What you are asked to do: Pick out each line in the entries below that contains the string "summarize".

● ● ● ● ●

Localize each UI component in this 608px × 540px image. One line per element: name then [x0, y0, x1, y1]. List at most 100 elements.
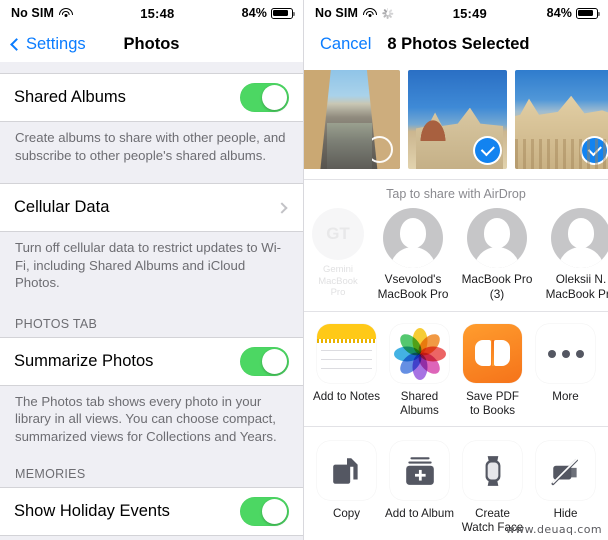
airdrop-contact-label-line1: Oleksii N. [555, 272, 607, 286]
selected-photos-strip[interactable] [304, 62, 608, 180]
status-time: 15:49 [452, 5, 487, 21]
setting-row-show-holiday-events[interactable]: Show Holiday Events [0, 488, 303, 535]
status-right-group: 84% [546, 6, 601, 20]
action-label: Hide [553, 507, 578, 520]
airdrop-contact-label-line1: Vsevolod's [384, 272, 442, 286]
status-left-group: No SIM [315, 6, 393, 20]
person-avatar-icon [467, 208, 527, 268]
copy-icon [317, 441, 376, 500]
battery-percent-label: 84% [546, 6, 572, 20]
avatar-initials: GT [312, 208, 364, 260]
action-copy[interactable]: Copy [310, 441, 383, 535]
chevron-left-icon [10, 37, 23, 51]
left-phone-panel: No SIM 15:48 84% Settings Photos Shared … [0, 0, 304, 540]
settings-list[interactable]: Shared Albums Create albums to share wit… [0, 62, 303, 540]
section-header-memories: MEMORIES [15, 467, 86, 481]
carrier-label: No SIM [315, 6, 358, 20]
action-shared-albums[interactable]: Shared Albums [383, 324, 456, 418]
shared-albums-group: Shared Albums [0, 73, 303, 122]
airdrop-title: Tap to share with AirDrop [386, 187, 526, 201]
airdrop-contact-label-line2: MacBook Pro [545, 286, 608, 301]
screenshot-root: No SIM 15:48 84% Settings Photos Shared … [0, 0, 608, 540]
summarize-photos-label: Summarize Photos [14, 351, 154, 370]
setting-row-shared-albums[interactable]: Shared Albums [0, 74, 303, 121]
setting-row-summarize-photos[interactable]: Summarize Photos [0, 338, 303, 385]
action-label-line2: to Books [469, 404, 516, 417]
airdrop-contact-label-line2: MacBook Pro [377, 286, 449, 301]
person-avatar-icon [383, 208, 443, 268]
action-create-watch-face[interactable]: Create Watch Face [456, 441, 529, 535]
shared-albums-toggle[interactable] [240, 83, 289, 112]
more-ellipsis-icon [536, 324, 595, 383]
thumbnail-photo-parliament-dome[interactable] [408, 70, 507, 169]
wifi-icon [362, 7, 377, 19]
airdrop-contact-label-line1: Gemini [322, 264, 354, 275]
summarize-photos-toggle[interactable] [240, 346, 289, 376]
left-nav-bar: Settings Photos [0, 26, 303, 62]
action-hide[interactable]: Hide [529, 441, 602, 535]
show-holiday-events-label: Show Holiday Events [14, 502, 170, 520]
carrier-label: No SIM [11, 6, 54, 20]
left-status-bar: No SIM 15:48 84% [0, 0, 303, 26]
circle-outline-icon[interactable] [366, 136, 393, 163]
holiday-events-footer: You can choose to see holiday events for… [0, 536, 303, 540]
summarize-photos-group: Summarize Photos [0, 336, 303, 386]
battery-icon [271, 7, 296, 19]
person-avatar-icon [551, 208, 608, 268]
back-button[interactable]: Settings [10, 34, 86, 54]
watch-face-icon [463, 441, 522, 500]
action-label: Create [475, 507, 510, 520]
thumbnail-photo-parliament-facade[interactable] [515, 70, 608, 169]
shared-albums-label: Shared Albums [14, 88, 126, 106]
airdrop-contact-oleksii[interactable]: Oleksii N. MacBook Pro [544, 208, 608, 301]
action-add-to-album[interactable]: Add to Album [383, 441, 456, 535]
airdrop-section: Tap to share with AirDrop GT Gemini MacB… [304, 180, 608, 312]
cancel-button[interactable]: Cancel [320, 35, 371, 54]
action-save-pdf-to-books[interactable]: Save PDF to Books [456, 324, 529, 418]
notes-app-icon [317, 324, 376, 383]
share-sheet: Tap to share with AirDrop GT Gemini MacB… [304, 62, 608, 540]
show-holiday-events-toggle[interactable] [240, 497, 289, 526]
status-right-group: 84% [242, 6, 296, 20]
share-sheet-nav-bar: Cancel 8 Photos Selected [304, 26, 608, 62]
action-label: Shared [400, 390, 439, 403]
chevron-right-icon [276, 201, 288, 214]
cellular-data-group: Cellular Data [0, 183, 303, 232]
action-label: Copy [332, 507, 361, 520]
books-app-icon [463, 324, 522, 383]
right-status-bar: No SIM 15:49 84% [304, 0, 608, 26]
checkmark-circle-icon[interactable] [582, 138, 607, 163]
wifi-icon [58, 7, 73, 19]
action-label: Add to Album [385, 507, 454, 520]
add-to-album-icon [390, 441, 449, 500]
airdrop-contacts-row[interactable]: GT Gemini MacBook Pro Vsevolod's MacBook… [304, 208, 608, 301]
action-label: More [552, 390, 579, 403]
battery-icon [576, 7, 601, 19]
airdrop-contact-gemini[interactable]: GT Gemini MacBook Pro [310, 208, 366, 301]
status-left-group: No SIM [11, 6, 73, 20]
airdrop-contact-macbook-pro-3[interactable]: MacBook Pro (3) [460, 208, 534, 301]
photos-app-icon [390, 324, 449, 383]
back-button-label: Settings [26, 34, 86, 53]
spinner-icon [381, 7, 393, 19]
thumbnail-photo-street-scene[interactable] [304, 70, 400, 169]
shared-albums-footer: Create albums to share with other people… [15, 130, 286, 163]
right-phone-panel: No SIM 15:49 84% Cancel 8 Photos Selecte… [304, 0, 608, 540]
app-actions-row[interactable]: Add to Notes Shared Albums Save PDF to B… [304, 312, 608, 427]
site-watermark: www.deuaq.com [505, 523, 602, 536]
setting-row-cellular-data[interactable]: Cellular Data [0, 184, 303, 231]
holiday-events-group: Show Holiday Events [0, 487, 303, 536]
cellular-data-label: Cellular Data [14, 198, 110, 216]
checkmark-circle-icon[interactable] [475, 138, 500, 163]
action-label-line2: Albums [400, 404, 439, 417]
action-add-to-notes[interactable]: Add to Notes [310, 324, 383, 418]
hide-slash-icon [536, 441, 595, 500]
selection-count-title: 8 Photos Selected [387, 34, 530, 53]
airdrop-contact-vsevolod[interactable]: Vsevolod's MacBook Pro [376, 208, 450, 301]
summarize-photos-footer: The Photos tab shows every photo in your… [15, 393, 277, 444]
action-label: Save PDF [466, 390, 519, 403]
action-label: Add to Notes [312, 390, 381, 403]
airdrop-contact-label-line1: MacBook Pro [461, 272, 533, 286]
action-more[interactable]: More [529, 324, 602, 418]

● ● ● ● ●

Result:
summarize-photos-label: Summarize Photos [14, 351, 154, 370]
setting-row-summarize-photos[interactable]: Summarize Photos [0, 338, 303, 385]
summarize-photos-toggle[interactable] [240, 346, 289, 376]
summarize-photos-group: Summarize Photos [0, 336, 303, 386]
summarize-photos-footer: The Photos tab shows every photo in your… [15, 393, 277, 444]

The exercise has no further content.